▶ **Task to carry out**:
All of the material below is to be repeated exactly.

▶ **Records from a data source**:
= = = = = = =
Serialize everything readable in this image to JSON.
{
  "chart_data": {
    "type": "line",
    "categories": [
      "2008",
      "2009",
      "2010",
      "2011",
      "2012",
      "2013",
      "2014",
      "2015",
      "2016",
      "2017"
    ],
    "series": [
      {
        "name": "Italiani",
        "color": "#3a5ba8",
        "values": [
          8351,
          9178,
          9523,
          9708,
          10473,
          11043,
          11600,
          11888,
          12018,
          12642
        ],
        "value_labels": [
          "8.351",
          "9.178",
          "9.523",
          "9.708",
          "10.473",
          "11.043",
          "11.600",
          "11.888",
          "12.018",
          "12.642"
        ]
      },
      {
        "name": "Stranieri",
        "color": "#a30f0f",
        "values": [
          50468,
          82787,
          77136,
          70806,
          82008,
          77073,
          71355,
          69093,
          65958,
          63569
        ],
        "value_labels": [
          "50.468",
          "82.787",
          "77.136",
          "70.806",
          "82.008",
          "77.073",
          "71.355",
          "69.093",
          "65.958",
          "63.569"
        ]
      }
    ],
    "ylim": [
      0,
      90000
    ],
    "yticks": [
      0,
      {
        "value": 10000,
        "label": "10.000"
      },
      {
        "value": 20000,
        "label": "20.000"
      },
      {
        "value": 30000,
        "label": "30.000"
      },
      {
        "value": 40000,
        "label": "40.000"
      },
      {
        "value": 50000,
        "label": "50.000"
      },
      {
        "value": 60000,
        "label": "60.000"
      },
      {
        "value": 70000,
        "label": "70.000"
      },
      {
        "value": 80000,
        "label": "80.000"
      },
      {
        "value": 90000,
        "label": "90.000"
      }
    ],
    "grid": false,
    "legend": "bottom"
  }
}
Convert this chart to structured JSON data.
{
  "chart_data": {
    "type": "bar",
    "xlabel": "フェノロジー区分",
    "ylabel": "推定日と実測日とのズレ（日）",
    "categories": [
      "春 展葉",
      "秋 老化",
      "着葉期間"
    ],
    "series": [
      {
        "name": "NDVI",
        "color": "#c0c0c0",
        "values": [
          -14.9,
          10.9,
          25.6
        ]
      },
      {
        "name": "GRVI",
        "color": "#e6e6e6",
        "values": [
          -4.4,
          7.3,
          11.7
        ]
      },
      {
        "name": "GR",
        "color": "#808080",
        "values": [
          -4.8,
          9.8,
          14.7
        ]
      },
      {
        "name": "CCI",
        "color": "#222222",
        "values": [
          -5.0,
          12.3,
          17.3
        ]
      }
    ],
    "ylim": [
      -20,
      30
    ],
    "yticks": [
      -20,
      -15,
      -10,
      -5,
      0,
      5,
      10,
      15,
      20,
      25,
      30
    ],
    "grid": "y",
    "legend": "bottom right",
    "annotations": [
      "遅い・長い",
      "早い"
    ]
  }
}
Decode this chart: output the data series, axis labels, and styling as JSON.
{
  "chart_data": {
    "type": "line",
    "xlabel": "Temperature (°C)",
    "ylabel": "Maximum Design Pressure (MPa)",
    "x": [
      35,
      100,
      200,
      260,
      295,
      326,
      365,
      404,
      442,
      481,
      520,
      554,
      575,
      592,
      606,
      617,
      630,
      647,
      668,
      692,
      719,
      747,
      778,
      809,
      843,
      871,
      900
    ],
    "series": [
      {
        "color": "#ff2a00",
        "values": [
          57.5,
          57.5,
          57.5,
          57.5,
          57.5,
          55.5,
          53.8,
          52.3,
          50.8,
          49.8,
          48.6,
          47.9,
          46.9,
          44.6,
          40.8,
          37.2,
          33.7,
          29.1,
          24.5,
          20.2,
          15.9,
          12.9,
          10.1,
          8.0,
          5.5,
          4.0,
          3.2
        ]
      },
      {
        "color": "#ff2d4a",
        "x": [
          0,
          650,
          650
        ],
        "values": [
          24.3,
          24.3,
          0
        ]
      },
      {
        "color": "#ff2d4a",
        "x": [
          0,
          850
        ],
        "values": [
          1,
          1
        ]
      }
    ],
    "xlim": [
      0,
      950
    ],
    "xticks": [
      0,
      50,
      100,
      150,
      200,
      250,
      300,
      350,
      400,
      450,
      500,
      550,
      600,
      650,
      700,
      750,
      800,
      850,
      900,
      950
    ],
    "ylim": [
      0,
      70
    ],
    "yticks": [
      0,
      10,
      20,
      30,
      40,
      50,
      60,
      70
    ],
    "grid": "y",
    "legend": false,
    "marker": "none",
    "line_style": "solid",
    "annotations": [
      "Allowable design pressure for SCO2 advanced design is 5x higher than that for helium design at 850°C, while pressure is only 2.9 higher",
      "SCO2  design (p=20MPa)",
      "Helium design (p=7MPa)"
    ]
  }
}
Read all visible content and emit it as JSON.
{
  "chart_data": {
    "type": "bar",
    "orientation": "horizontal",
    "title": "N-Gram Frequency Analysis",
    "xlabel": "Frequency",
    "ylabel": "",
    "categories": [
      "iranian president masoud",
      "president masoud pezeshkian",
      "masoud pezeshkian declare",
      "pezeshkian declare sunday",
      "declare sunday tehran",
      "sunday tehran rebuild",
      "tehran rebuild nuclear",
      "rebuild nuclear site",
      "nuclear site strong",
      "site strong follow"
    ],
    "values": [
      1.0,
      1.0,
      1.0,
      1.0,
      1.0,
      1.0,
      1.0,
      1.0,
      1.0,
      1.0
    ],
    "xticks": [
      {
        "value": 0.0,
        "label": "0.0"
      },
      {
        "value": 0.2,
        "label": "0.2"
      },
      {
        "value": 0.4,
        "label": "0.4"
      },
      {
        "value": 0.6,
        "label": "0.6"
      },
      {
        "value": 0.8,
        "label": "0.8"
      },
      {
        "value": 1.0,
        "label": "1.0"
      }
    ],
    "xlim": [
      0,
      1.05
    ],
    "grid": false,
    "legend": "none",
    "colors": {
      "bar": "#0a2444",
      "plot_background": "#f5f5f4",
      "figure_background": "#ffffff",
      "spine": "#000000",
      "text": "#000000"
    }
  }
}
= = = = = = =
▶ **Output below**:
Serialize everything readable in this image to JSON.
{
  "chart_data": {
    "type": "line",
    "categories": [
      "2008",
      "2009",
      "2010",
      "2011",
      "2012",
      "2013",
      "2014",
      "2015",
      "2016",
      "2017"
    ],
    "series": [
      {
        "name": "Italiani",
        "color": "#3a5ba8",
        "values": [
          8351,
          9178,
          9523,
          9708,
          10473,
          11043,
          11600,
          11888,
          12018,
          12642
        ],
        "value_labels": [
          "8.351",
          "9.178",
          "9.523",
          "9.708",
          "10.473",
          "11.043",
          "11.600",
          "11.888",
          "12.018",
          "12.642"
        ]
      },
      {
        "name": "Stranieri",
        "color": "#a30f0f",
        "values": [
          50468,
          82787,
          77136,
          70806,
          82008,
          77073,
          71355,
          69093,
          65958,
          63569
        ],
        "value_labels": [
          "50.468",
          "82.787",
          "77.136",
          "70.806",
          "82.008",
          "77.073",
          "71.355",
          "69.093",
          "65.958",
          "63.569"
        ]
      }
    ],
    "ylim": [
      0,
      90000
    ],
    "yticks": [
      0,
      {
        "value": 10000,
        "label": "10.000"
      },
      {
        "value": 20000,
        "label": "20.000"
      },
      {
        "value": 30000,
        "label": "30.000"
      },
      {
        "value": 40000,
        "label": "40.000"
      },
      {
        "value": 50000,
        "label": "50.000"
      },
      {
        "value": 60000,
        "label": "60.000"
      },
      {
        "value": 70000,
        "label": "70.000"
      },
      {
        "value": 80000,
        "label": "80.000"
      },
      {
        "value": 90000,
        "label": "90.000"
      }
    ],
    "grid": false,
    "legend": "bottom"
  }
}
Convert this chart to structured JSON data.
{
  "chart_data": {
    "type": "bar",
    "xlabel": "フェノロジー区分",
    "ylabel": "推定日と実測日とのズレ（日）",
    "categories": [
      "春 展葉",
      "秋 老化",
      "着葉期間"
    ],
    "series": [
      {
        "name": "NDVI",
        "color": "#c0c0c0",
        "values": [
          -14.9,
          10.9,
          25.6
        ]
      },
      {
        "name": "GRVI",
        "color": "#e6e6e6",
        "values": [
          -4.4,
          7.3,
          11.7
        ]
      },
      {
        "name": "GR",
        "color": "#808080",
        "values": [
          -4.8,
          9.8,
          14.7
        ]
      },
      {
        "name": "CCI",
        "color": "#222222",
        "values": [
          -5.0,
          12.3,
          17.3
        ]
      }
    ],
    "ylim": [
      -20,
      30
    ],
    "yticks": [
      -20,
      -15,
      -10,
      -5,
      0,
      5,
      10,
      15,
      20,
      25,
      30
    ],
    "grid": "y",
    "legend": "bottom right",
    "annotations": [
      "遅い・長い",
      "早い"
    ]
  }
}
Decode this chart: output the data series, axis labels, and styling as JSON.
{
  "chart_data": {
    "type": "line",
    "xlabel": "Temperature (°C)",
    "ylabel": "Maximum Design Pressure (MPa)",
    "x": [
      35,
      100,
      200,
      260,
      295,
      326,
      365,
      404,
      442,
      481,
      520,
      554,
      575,
      592,
      606,
      617,
      630,
      647,
      668,
      692,
      719,
      747,
      778,
      809,
      843,
      871,
      900
    ],
    "series": [
      {
        "color": "#ff2a00",
        "values": [
          57.5,
          57.5,
          57.5,
          57.5,
          57.5,
          55.5,
          53.8,
          52.3,
          50.8,
          49.8,
          48.6,
          47.9,
          46.9,
          44.6,
          40.8,
          37.2,
          33.7,
          29.1,
          24.5,
          20.2,
          15.9,
          12.9,
          10.1,
          8.0,
          5.5,
          4.0,
          3.2
        ]
      },
      {
        "color": "#ff2d4a",
        "x": [
          0,
          650,
          650
        ],
        "values": [
          24.3,
          24.3,
          0
        ]
      },
      {
        "color": "#ff2d4a",
        "x": [
          0,
          850
        ],
        "values": [
          1,
          1
        ]
      }
    ],
    "xlim": [
      0,
      950
    ],
    "xticks": [
      0,
      50,
      100,
      150,
      200,
      250,
      300,
      350,
      400,
      450,
      500,
      550,
      600,
      650,
      700,
      750,
      800,
      850,
      900,
      950
    ],
    "ylim": [
      0,
      70
    ],
    "yticks": [
      0,
      10,
      20,
      30,
      40,
      50,
      60,
      70
    ],
    "grid": "y",
    "legend": false,
    "marker": "none",
    "line_style": "solid",
    "annotations": [
      "Allowable design pressure for SCO2 advanced design is 5x higher than that for helium design at 850°C, while pressure is only 2.9 higher",
      "SCO2  design (p=20MPa)",
      "Helium design (p=7MPa)"
    ]
  }
}
Read all visible content and emit it as JSON.
{
  "chart_data": {
    "type": "bar",
    "orientation": "horizontal",
    "title": "N-Gram Frequency Analysis",
    "xlabel": "Frequency",
    "ylabel": "",
    "categories": [
      "iranian president masoud",
      "president masoud pezeshkian",
      "masoud pezeshkian declare",
      "pezeshkian declare sunday",
      "declare sunday tehran",
      "sunday tehran rebuild",
      "tehran rebuild nuclear",
      "rebuild nuclear site",
      "nuclear site strong",
      "site strong follow"
    ],
    "values": [
      1.0,
      1.0,
      1.0,
      1.0,
      1.0,
      1.0,
      1.0,
      1.0,
      1.0,
      1.0
    ],
    "xticks": [
      {
        "value": 0.0,
        "label": "0.0"
      },
      {
        "value": 0.2,
        "label": "0.2"
      },
      {
        "value": 0.4,
        "label": "0.4"
      },
      {
        "value": 0.6,
        "label": "0.6"
      },
      {
        "value": 0.8,
        "label": "0.8"
      },
      {
        "value": 1.0,
        "label": "1.0"
      }
    ],
    "xlim": [
      0,
      1.05
    ],
    "grid": false,
    "legend": "none",
    "colors": {
      "bar": "#0a2444",
      "plot_background": "#f5f5f4",
      "figure_background": "#ffffff",
      "spine": "#000000",
      "text": "#000000"
    }
  }
}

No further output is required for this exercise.